**Parts of the exercise:**
**a)** Output the passage from the ndistinct discussion that begins at the words "Or we decide" and stops after the words "back to patents...".
**b)** In the ndistinct discussion, what happened to the MCV when the number of rows read per sampled block was increased?
**c)** Write the next part of the ndistinct discussion, picking up after its last sentence.

**Quoted text:**
There are two strategies for dealing with ndistinct that I can see
here. Either a) We decide that to estimate ndistinct we need to scan
the entire table and just make that a separate type of ANALYZE that
you run less frequently. Basically this is what we did with VACUUM and
indeed we could even invest in infrastructure like the FSM which
allows you to process only the changed pages so it can be
incrementally.

Or we decide gathering periodic statistics isn't the way to handle
ndistinct and instead watch the incoming inserts and outgoing deletes
and keep the statistic up to date incrementally. That can be done
though obviously it's a bit tricky. But there's tons of published
research on updating database statistics incrementally -- which brings
us back to patents...

> I think the 'minimal' stats (when we have just '=' for the type) behaves
> like this, but fixing it by switching to a two-pass approach should not
> be that difficult (but would cost a few more CPU cycles).
>
> Or do you suggest that even the scalar MCV algorithm behaves has this
> bias issue? I doubt that, because the MCV works with an array sorted by
> number of occurences, so the position within the table is irrelevant.

Hum. I'll have to reconstruct the tests I was doing back then and see
what was going on. I never really understand what was causing it.

What I observed was that if I increased the number of rows read per
sampled block then the MCV was more and more dominated by the rows
found early in the table. This was in a column where the values were
actually uniformly distributed so there should have been only any
values which happened to be sampled substantially more than the mean
frequency. They were integers though so should have been covered by
the sorting approach.

> I don't see why the counting bloom filter would be necessary, in a two
> pass approach?

I guess I was imagining it was not keeping all the values in memory
for at the same time. Isn't that the whole point of the lossy =
algorithm? But now that I think of it I don't understand why that
algorithm is needed at all.

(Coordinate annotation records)
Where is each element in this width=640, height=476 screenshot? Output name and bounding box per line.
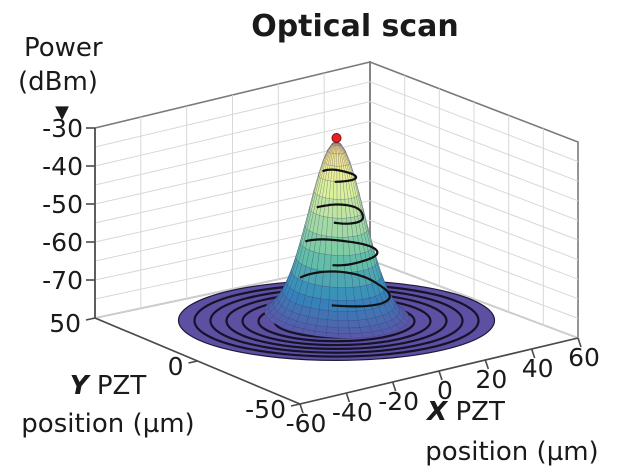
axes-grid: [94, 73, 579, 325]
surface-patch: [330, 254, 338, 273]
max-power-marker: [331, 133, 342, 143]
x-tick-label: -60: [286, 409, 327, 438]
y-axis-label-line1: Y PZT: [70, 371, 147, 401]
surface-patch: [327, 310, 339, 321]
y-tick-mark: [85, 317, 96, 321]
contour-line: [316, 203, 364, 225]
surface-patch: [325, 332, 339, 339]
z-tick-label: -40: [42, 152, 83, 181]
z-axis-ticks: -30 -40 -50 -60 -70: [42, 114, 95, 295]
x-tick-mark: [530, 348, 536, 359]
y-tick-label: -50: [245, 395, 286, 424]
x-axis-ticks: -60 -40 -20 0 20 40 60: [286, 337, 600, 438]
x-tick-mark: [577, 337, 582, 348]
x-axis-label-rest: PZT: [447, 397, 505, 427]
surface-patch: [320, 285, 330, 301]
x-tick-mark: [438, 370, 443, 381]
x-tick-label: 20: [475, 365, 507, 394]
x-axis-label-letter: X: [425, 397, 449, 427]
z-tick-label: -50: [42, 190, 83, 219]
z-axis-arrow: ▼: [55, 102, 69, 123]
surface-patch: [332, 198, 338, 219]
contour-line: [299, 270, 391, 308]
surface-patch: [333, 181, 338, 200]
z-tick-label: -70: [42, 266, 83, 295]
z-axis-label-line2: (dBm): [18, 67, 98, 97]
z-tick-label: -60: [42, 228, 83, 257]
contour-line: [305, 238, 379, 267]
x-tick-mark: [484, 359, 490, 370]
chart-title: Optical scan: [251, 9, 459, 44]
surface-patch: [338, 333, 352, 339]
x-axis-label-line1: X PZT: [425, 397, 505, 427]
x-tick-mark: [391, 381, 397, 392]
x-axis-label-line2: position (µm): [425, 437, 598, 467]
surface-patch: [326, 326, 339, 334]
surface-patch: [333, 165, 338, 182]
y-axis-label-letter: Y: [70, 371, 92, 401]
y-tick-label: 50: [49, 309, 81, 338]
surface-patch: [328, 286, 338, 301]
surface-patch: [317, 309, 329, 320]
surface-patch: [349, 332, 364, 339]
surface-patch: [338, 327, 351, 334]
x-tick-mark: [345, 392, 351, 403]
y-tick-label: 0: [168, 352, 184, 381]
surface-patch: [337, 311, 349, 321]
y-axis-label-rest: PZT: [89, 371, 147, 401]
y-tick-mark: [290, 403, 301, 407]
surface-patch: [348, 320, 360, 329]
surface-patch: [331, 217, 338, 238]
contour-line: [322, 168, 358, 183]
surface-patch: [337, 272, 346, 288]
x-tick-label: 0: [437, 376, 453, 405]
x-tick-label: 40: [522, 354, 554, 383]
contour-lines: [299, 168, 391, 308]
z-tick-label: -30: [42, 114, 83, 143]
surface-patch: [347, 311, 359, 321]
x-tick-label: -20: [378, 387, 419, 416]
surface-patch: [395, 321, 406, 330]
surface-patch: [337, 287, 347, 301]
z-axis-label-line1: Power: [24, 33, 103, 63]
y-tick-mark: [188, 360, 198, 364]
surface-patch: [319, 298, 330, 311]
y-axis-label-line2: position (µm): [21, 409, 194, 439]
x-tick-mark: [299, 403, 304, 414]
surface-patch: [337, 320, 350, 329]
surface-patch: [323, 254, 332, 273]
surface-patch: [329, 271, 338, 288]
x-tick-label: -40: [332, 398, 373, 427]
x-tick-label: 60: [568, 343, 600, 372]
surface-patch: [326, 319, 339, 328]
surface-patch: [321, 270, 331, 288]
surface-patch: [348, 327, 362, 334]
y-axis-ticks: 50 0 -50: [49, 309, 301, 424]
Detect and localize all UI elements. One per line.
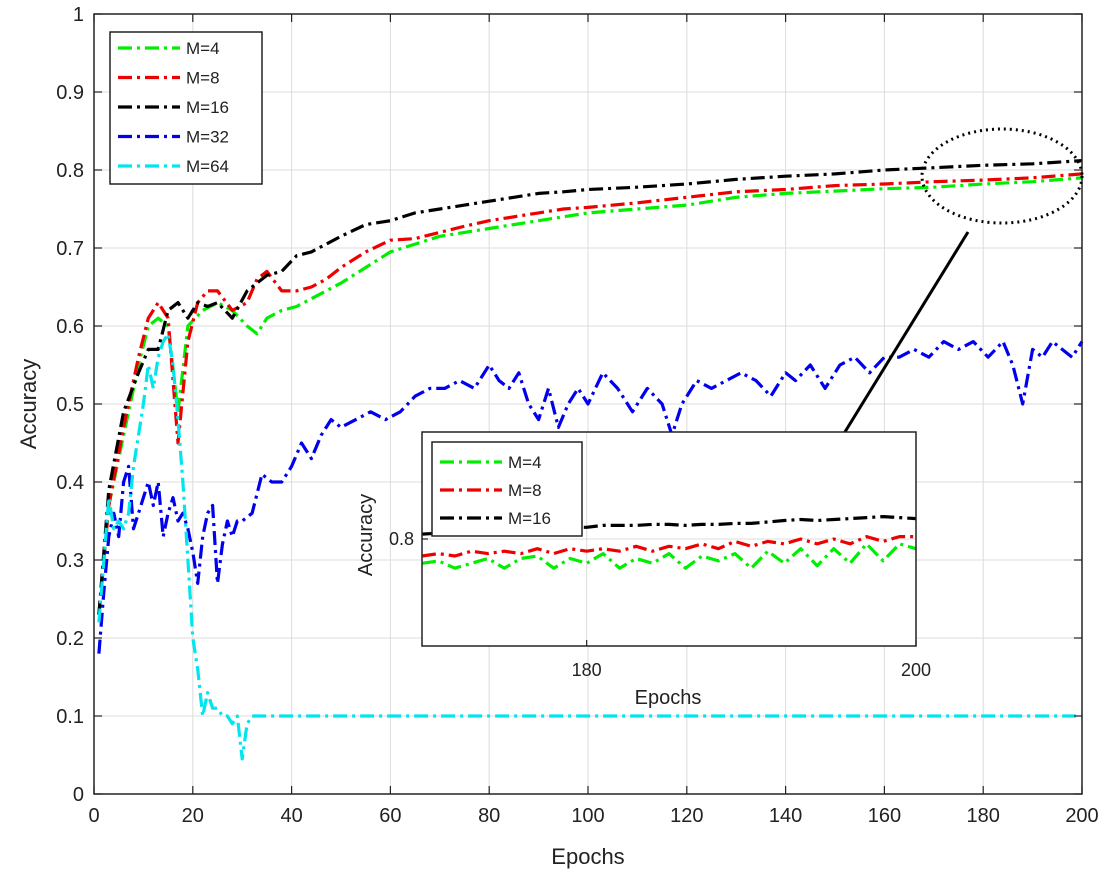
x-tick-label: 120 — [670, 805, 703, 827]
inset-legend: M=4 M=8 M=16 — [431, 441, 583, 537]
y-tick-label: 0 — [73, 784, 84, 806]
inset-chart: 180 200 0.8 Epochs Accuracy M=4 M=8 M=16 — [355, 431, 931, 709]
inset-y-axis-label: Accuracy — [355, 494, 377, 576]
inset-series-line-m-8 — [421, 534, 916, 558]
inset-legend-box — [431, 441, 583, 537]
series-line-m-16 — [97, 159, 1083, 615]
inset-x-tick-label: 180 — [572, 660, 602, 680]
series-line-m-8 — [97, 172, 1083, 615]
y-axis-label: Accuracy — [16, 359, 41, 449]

**In response:**
**a)**
Or we decide gathering periodic statistics isn't the way to handle
ndistinct and instead watch the incoming inserts and outgoing deletes
and keep the statistic up to date incrementally. That can be done
though obviously it's a bit tricky. But there's tons of published
research on updating database statistics incrementally -- which brings
us back to patents...

**b)** It became more and more dominated by the rows found early in the table.

**c)**
--
greg

Re: Yet another abort-early plan disaster on 9.3

От

Jeff Janes

Дата:

21 ноября 2014 г., 21:38:34

On Fri, Oct 10, 2014 at 10:53 AM, Tomas Vondra <tv@fuzzy.cz> wrote:

On 10.10.2014 14:10, Tomas Vondra wrote:
> Dne 10 Říjen 2014, 13:16, Greg Stark napsal(a):
>> On Thu, Oct 2, 2014 at 8:56 PM, Josh Berkus <josh@agliodbs.com> wrote:
>>> Yes, it's only intractable if you're wedded to the idea of a tiny,
>>> fixed-size sample. If we're allowed to sample, say, 1% of the table, we
>>> can get a MUCH more accurate n_distinct estimate using multiple
>>> algorithms, of which HLL is one. While n_distinct will still have some
>>> variance, it'll be over a much smaller range.
>>
>> I've gone looking for papers on this topic but from what I read this
>> isn't so. To get any noticeable improvement you need to read 10-50% of
>> the table and that's effectively the same as reading the entire table
>> -- and it still had pretty poor results. All the research I could find
>> went into how to analyze the whole table while using a reasonable
>> amount of scratch space and how to do it incrementally.
>
> I think it's really difficult to discuss the estimation without some basic
> agreement on what are the goals. Naturally, we can't get a perfect
> estimator with small samples (especially when the sample size is fixed and
> not scaling with the table). But maybe we can improve the estimates
> without scanning most of the table?
>
> FWIW I've been playing with the adaptive estimator described in [1] and
> the results looks really interesting, IMHO. So far I was testing it on
> synthetic datasets outside the database, but I plan to use it instead of
> our estimator, and do some more tests.

Attached is an experimental patch implementing the adaptive estimator.

It was fairly simple (although it's a bit messy). It only computes the
estimates for the "scalar" case (i.e. data types that we can sort).
Implementing this for the "minimal" case is possible, but requires a bit
more work.

It only computes the estimate and prints a WARNING with both the current
and new estimate, but the old estimate is stored.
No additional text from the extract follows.